» **TASK PROMPT**: Could you retype, without any changes, the part of the material below that opens with the line containing "decrease-button[interactable]: -5 bbox=[523, 579, 550, 605]" and closes with the line containing "scale-label: 100 bbox=[614, 287, 631, 298]", including both of those lines?

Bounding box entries

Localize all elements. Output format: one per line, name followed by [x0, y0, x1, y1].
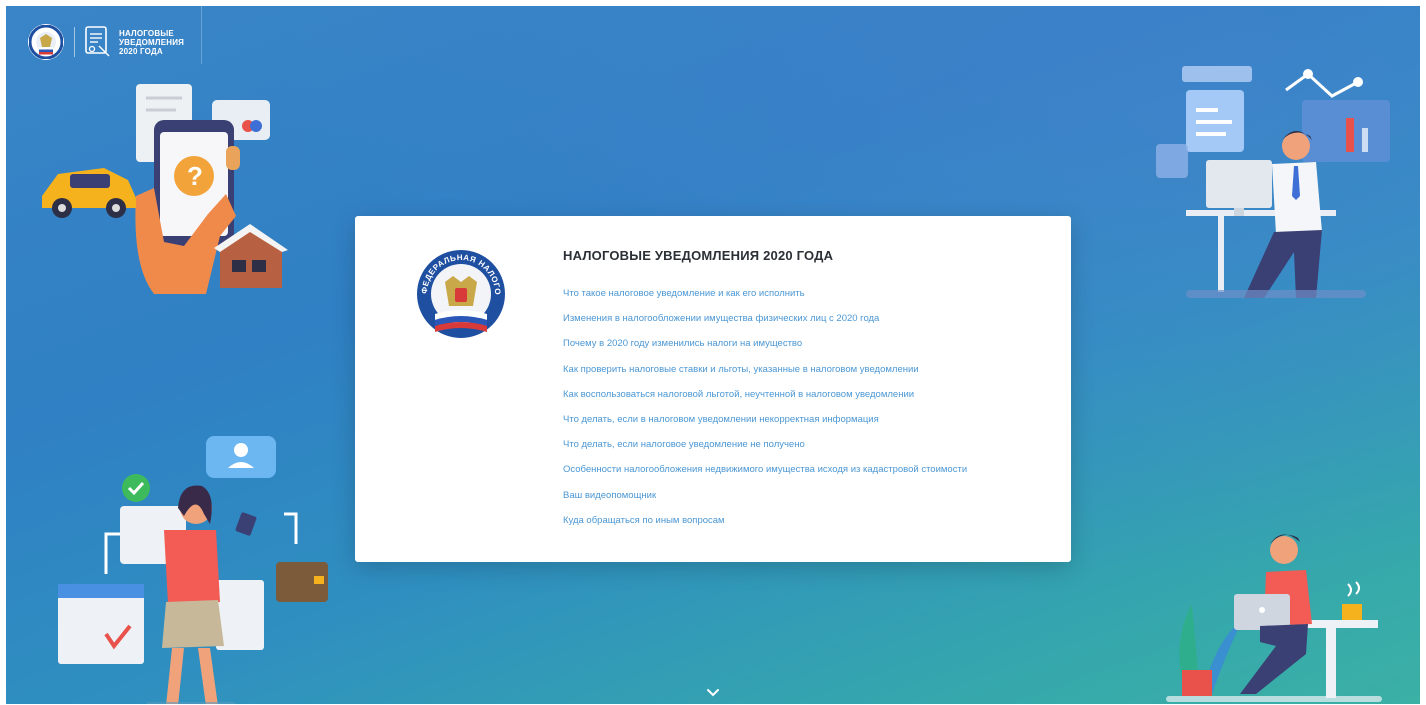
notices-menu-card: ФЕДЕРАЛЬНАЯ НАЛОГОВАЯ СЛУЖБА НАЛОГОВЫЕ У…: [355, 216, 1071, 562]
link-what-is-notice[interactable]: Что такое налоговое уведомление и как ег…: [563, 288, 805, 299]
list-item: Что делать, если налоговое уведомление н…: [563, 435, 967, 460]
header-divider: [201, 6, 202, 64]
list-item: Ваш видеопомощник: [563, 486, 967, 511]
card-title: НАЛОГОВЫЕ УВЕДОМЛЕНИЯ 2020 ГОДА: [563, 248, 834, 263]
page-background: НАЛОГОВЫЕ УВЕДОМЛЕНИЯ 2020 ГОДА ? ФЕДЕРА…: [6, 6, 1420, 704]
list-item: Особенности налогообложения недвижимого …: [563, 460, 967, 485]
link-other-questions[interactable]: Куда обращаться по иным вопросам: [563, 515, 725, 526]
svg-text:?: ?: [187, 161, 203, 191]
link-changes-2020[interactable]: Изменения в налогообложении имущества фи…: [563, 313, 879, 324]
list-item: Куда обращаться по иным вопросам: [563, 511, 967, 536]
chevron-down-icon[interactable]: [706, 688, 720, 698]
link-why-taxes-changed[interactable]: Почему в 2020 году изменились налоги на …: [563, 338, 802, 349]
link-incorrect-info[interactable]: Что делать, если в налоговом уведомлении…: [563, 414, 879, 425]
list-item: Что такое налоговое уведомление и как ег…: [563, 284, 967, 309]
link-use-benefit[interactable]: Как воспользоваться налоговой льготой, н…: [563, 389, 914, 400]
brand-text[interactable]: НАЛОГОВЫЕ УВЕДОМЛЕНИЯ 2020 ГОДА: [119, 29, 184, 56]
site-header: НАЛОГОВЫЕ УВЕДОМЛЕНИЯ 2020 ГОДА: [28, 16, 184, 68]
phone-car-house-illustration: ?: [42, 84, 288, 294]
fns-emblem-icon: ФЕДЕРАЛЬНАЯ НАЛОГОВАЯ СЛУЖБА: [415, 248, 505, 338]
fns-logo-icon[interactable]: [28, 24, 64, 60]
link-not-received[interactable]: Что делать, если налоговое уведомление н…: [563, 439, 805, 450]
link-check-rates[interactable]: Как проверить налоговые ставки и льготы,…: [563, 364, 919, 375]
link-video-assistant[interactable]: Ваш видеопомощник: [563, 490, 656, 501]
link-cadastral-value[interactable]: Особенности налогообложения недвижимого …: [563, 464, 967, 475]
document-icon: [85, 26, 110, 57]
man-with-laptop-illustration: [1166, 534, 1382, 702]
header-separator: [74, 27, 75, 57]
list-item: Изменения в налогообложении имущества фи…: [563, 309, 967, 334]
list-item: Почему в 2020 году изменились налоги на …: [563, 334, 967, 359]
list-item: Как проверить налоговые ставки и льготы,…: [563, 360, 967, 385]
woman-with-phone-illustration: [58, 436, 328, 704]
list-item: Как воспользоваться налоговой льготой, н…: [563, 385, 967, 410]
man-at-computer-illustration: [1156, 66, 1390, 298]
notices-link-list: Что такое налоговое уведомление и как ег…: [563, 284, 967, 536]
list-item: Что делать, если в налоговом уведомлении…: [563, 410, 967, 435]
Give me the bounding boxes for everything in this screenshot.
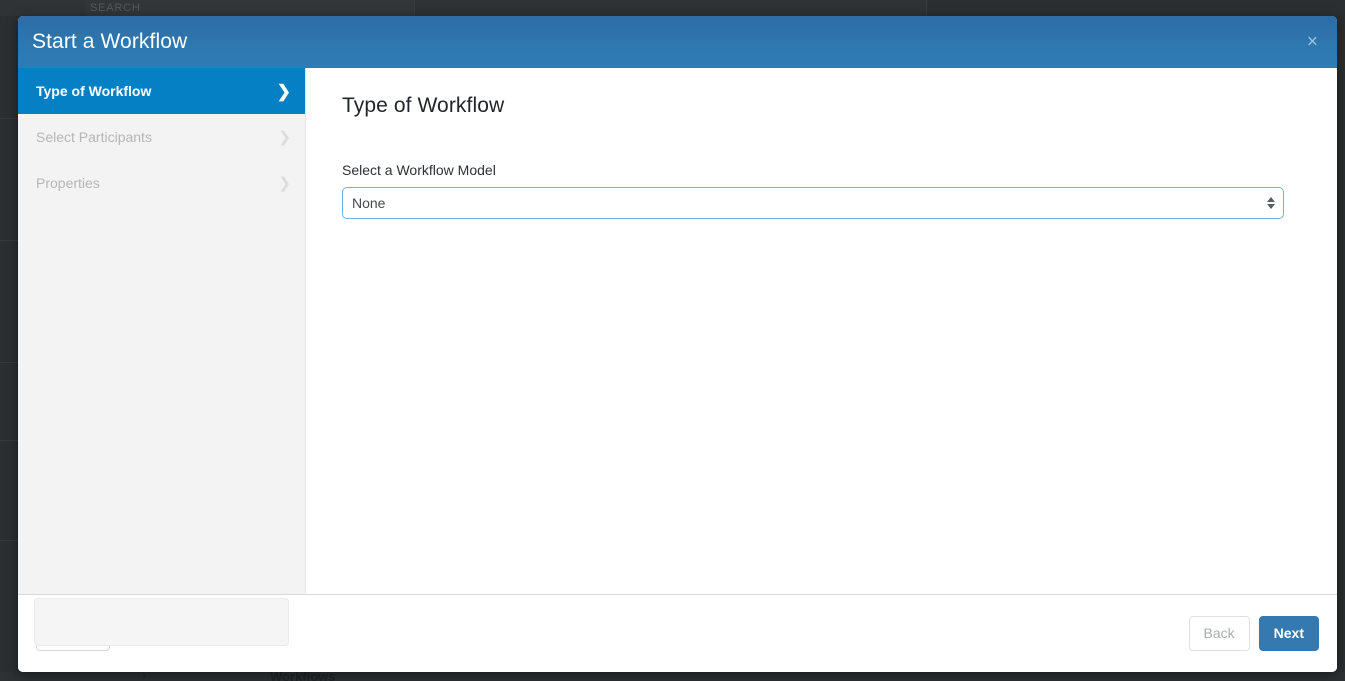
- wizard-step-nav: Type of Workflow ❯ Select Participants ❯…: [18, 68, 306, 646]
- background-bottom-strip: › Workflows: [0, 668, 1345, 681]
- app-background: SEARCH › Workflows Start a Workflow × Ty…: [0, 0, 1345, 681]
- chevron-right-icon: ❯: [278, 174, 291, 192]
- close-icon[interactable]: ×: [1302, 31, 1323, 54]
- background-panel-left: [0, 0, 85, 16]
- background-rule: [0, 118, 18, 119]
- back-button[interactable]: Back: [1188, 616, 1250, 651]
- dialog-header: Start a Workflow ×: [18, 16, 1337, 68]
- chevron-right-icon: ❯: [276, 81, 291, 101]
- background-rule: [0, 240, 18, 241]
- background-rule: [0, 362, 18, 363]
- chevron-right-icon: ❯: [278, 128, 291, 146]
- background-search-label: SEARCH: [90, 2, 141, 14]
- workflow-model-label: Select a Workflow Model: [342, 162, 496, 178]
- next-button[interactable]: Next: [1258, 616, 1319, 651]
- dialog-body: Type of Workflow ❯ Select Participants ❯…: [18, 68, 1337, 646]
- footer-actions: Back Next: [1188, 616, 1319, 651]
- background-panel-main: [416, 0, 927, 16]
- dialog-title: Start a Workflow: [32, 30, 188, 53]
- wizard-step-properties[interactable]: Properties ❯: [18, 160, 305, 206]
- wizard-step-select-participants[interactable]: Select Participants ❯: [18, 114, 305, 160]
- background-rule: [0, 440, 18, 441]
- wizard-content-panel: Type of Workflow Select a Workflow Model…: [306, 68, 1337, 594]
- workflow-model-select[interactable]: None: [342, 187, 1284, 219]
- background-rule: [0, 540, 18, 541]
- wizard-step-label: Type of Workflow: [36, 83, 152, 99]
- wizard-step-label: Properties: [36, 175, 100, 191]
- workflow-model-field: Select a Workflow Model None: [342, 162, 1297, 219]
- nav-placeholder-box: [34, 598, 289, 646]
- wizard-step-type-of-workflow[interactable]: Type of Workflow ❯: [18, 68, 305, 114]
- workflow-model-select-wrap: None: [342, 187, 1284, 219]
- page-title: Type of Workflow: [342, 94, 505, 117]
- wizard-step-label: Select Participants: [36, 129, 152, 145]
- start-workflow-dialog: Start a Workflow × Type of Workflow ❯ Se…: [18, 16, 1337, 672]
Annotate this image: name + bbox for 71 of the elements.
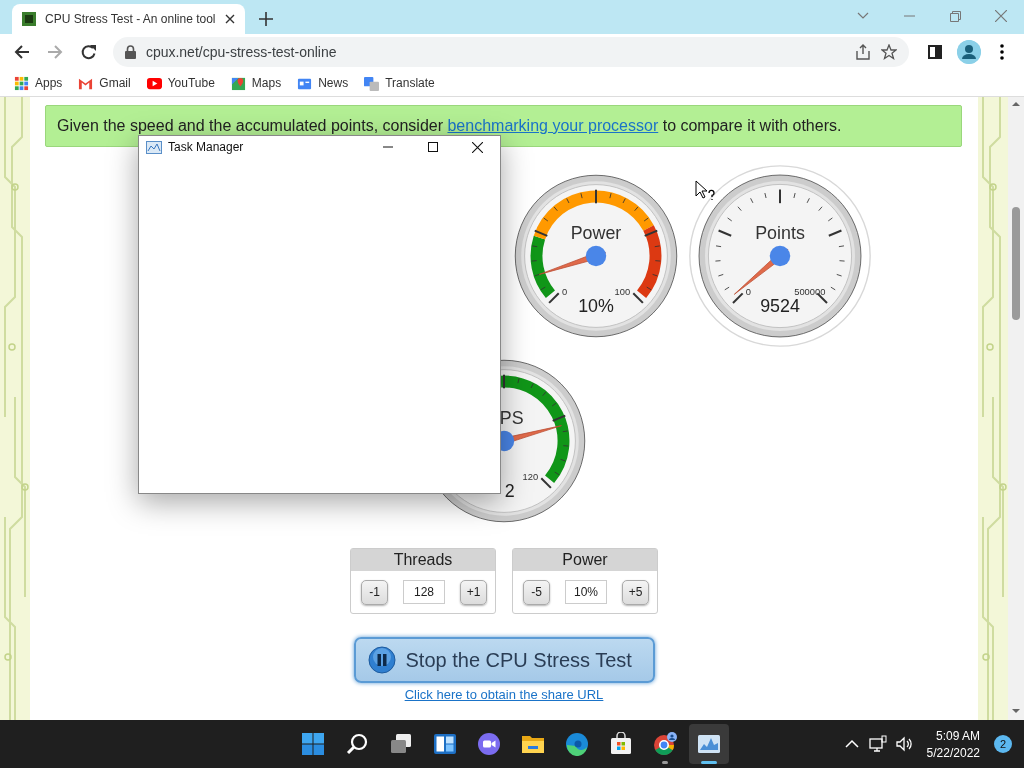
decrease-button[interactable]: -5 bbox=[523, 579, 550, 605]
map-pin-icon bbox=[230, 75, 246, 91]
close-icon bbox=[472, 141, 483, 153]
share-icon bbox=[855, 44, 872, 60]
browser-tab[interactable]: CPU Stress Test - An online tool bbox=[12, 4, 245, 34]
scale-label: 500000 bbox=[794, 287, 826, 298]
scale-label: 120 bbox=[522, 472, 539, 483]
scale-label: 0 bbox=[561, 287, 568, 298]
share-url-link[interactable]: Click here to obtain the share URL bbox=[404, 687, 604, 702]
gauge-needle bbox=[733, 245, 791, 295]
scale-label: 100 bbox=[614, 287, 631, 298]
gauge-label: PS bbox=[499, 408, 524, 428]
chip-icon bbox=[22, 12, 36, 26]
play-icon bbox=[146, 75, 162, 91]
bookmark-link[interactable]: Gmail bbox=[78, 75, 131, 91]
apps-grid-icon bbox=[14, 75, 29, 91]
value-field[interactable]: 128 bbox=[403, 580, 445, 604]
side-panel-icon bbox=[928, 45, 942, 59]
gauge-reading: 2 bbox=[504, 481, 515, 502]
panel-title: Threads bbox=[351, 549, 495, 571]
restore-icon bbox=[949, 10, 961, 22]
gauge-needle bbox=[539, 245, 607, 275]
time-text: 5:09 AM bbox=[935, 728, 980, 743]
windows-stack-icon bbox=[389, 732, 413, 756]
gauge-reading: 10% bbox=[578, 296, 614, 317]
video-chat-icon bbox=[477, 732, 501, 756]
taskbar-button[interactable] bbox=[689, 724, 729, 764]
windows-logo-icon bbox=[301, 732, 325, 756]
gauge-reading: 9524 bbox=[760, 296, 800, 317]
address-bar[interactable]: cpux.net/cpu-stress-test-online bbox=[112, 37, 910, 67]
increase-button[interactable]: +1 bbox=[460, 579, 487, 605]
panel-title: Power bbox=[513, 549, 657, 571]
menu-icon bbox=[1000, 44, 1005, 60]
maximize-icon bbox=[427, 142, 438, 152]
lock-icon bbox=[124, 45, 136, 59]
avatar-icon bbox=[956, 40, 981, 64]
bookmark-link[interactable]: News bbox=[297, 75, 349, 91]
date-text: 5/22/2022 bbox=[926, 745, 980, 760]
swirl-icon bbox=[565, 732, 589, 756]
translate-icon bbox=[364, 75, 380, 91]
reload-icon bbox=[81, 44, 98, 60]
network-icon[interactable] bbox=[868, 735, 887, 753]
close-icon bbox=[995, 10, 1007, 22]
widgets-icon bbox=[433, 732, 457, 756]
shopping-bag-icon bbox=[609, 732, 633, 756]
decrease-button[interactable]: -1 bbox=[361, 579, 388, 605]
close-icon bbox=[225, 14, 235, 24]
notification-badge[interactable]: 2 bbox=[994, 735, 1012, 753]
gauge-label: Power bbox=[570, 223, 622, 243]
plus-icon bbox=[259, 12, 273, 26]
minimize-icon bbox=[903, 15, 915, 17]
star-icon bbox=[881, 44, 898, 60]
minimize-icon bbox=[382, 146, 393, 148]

» **WRITTEN RESPONSE**:
decrease-button[interactable]: -5 bbox=[523, 579, 550, 605]
map-pin-icon bbox=[230, 75, 246, 91]
close-icon bbox=[472, 141, 483, 153]
share-icon bbox=[855, 44, 872, 60]
browser-tab[interactable]: CPU Stress Test - An online tool bbox=[12, 4, 245, 34]
scale-label: 500000 bbox=[794, 287, 826, 298]
scale-label: 120 bbox=[522, 472, 539, 483]
scale-label: 0 bbox=[561, 287, 568, 298]
share-url-link[interactable]: Click here to obtain the share URL bbox=[404, 687, 604, 702]
gauge-needle bbox=[733, 245, 791, 295]
scale-label: 100 bbox=[614, 287, 631, 298]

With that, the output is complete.